**Consegne:**
(a) Nel brano da leggere, quale teoria viene attribuita a Bowlby?
(b) Estrai dal brano da leggere il passo che comincia con le parole "Soprattutto nei casi" e si chiude con le parole "degli stessi dolori.", comprese queste ultime.

**Brano da leggere:**
·····

   Bowlby sviluppò invece la “teoria dell’attaccamento”, che ancor oggi appare fondamentale per comprendere l’importanza che la presenza delle figure di accudimento (caregivers) ha sullo sviluppo del bambino.
   Anche se le situazioni che affliggono oggi il minore nella maggior parte dei casi di disfunzione del sistema familiare differiscono vistosamente da quelle che caratterizzarono gli orfanatrofi nei primi decessi del secolo scorso, il principio è il medesimo: il bambino ha bisogno dei genitori, di entrambi i genitori.
  Tornando per un momento alla questione precedente, se questi non si rivelano adatti per qualsivoglia motivo occorre prima di tutto cercare di recuperarne la funzione genitoriali, adottando gli opportuni quanto efficaci provvedimenti.
   Soprattutto nei casi in cui il bambino viene sottratto ai genitori o anche ad un genitore senza che sia stato fatto alcun significativo tentativo di ristabilire condizioni familiari e relazionali più favorevoli, è come se un medico decidesse di amputare un arto al paziente che lamenta dolori senza aver prima somministrato alcun farmaco o, alla peggio, senza aver compiuto alcun esame clinico per accertare le cause degli stessi dolori.
   Altra considerazione da fare per quanto concerne il tempo dal punto di vista del bambino è che l’impatto delle esperienze relazionali è diverso rispetto all’adulto, rivelandosi di valore strutturante nei confronti della personalità in divenire.

·····

**Materiale fornito:**

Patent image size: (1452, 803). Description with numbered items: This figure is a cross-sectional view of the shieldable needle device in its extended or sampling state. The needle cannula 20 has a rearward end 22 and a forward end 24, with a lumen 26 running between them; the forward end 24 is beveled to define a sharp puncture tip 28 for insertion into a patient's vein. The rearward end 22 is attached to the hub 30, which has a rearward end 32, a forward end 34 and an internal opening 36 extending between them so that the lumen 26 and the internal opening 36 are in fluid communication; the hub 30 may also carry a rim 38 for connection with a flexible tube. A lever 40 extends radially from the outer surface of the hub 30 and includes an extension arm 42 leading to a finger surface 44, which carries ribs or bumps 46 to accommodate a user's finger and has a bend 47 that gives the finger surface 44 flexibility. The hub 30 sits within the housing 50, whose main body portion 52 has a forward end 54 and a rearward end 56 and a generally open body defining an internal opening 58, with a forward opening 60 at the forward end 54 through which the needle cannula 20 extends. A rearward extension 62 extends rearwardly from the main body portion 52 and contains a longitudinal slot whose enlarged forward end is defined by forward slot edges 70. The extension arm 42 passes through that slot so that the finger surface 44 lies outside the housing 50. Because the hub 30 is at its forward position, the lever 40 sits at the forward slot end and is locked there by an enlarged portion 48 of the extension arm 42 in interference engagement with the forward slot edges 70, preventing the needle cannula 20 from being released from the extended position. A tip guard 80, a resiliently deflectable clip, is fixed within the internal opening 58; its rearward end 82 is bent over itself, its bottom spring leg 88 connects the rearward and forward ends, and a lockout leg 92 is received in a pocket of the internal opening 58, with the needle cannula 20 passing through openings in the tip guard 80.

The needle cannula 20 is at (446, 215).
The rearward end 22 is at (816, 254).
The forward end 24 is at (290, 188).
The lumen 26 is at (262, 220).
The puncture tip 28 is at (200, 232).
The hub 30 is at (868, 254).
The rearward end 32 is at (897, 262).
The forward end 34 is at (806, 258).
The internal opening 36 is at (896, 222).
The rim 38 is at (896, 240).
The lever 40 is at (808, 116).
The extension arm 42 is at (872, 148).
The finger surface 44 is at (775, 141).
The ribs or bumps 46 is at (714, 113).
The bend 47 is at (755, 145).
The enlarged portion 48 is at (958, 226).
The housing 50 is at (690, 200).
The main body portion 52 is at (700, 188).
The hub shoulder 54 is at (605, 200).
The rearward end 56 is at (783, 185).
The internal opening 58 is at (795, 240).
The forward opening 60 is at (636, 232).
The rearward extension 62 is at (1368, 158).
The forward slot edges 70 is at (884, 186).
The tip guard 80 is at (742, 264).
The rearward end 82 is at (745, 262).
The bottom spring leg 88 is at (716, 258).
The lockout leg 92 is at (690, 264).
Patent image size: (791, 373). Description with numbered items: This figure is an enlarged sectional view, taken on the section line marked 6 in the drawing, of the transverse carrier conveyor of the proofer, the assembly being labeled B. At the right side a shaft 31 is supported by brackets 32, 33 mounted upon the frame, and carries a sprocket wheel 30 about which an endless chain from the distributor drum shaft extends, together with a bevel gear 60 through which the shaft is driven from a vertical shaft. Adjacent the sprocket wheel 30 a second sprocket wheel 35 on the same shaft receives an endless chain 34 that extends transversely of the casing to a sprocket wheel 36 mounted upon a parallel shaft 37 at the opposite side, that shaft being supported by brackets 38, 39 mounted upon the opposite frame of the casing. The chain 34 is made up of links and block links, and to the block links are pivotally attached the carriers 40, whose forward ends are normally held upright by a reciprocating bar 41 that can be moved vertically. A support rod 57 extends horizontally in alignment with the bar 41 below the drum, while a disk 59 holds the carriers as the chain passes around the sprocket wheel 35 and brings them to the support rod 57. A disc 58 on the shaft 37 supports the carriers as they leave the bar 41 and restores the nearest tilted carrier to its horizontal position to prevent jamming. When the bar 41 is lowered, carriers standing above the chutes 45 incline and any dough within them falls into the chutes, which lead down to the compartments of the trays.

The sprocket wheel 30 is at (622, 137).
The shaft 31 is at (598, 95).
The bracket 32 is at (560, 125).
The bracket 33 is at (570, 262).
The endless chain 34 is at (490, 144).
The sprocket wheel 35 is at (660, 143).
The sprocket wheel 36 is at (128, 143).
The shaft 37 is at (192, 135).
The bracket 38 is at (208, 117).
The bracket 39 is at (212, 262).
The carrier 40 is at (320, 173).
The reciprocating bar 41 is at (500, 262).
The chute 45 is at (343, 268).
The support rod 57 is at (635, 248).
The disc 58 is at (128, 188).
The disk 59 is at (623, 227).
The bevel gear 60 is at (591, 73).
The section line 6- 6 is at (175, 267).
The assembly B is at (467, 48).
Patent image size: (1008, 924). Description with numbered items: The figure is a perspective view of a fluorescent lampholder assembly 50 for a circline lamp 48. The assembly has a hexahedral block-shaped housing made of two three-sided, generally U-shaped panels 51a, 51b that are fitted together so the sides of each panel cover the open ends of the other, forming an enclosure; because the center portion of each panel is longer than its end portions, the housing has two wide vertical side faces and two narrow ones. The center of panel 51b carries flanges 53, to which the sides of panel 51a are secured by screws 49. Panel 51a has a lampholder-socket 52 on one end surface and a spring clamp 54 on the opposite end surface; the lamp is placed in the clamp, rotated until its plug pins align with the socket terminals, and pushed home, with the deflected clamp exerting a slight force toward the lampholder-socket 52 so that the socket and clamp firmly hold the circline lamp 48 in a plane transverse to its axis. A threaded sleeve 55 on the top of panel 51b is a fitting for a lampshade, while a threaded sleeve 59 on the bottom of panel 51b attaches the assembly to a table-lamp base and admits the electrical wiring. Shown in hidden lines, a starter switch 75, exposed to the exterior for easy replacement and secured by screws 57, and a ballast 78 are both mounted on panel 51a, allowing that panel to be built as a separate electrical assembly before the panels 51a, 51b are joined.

·····

**Soluzioni:**
(a) La “teoria dell’attaccamento”.

(b)
Soprattutto nei casi in cui il bambino viene sottratto ai genitori o anche ad un genitore senza che sia stato fatto alcun significativo tentativo di ristabilire condizioni familiari e relazionali più favorevoli, è come se un medico decidesse di amputare un arto al paziente che lamenta dolori senza aver prima somministrato alcun farmaco o, alla peggio, senza aver compiuto alcun esame clinico per accertare le cause degli stessi dolori.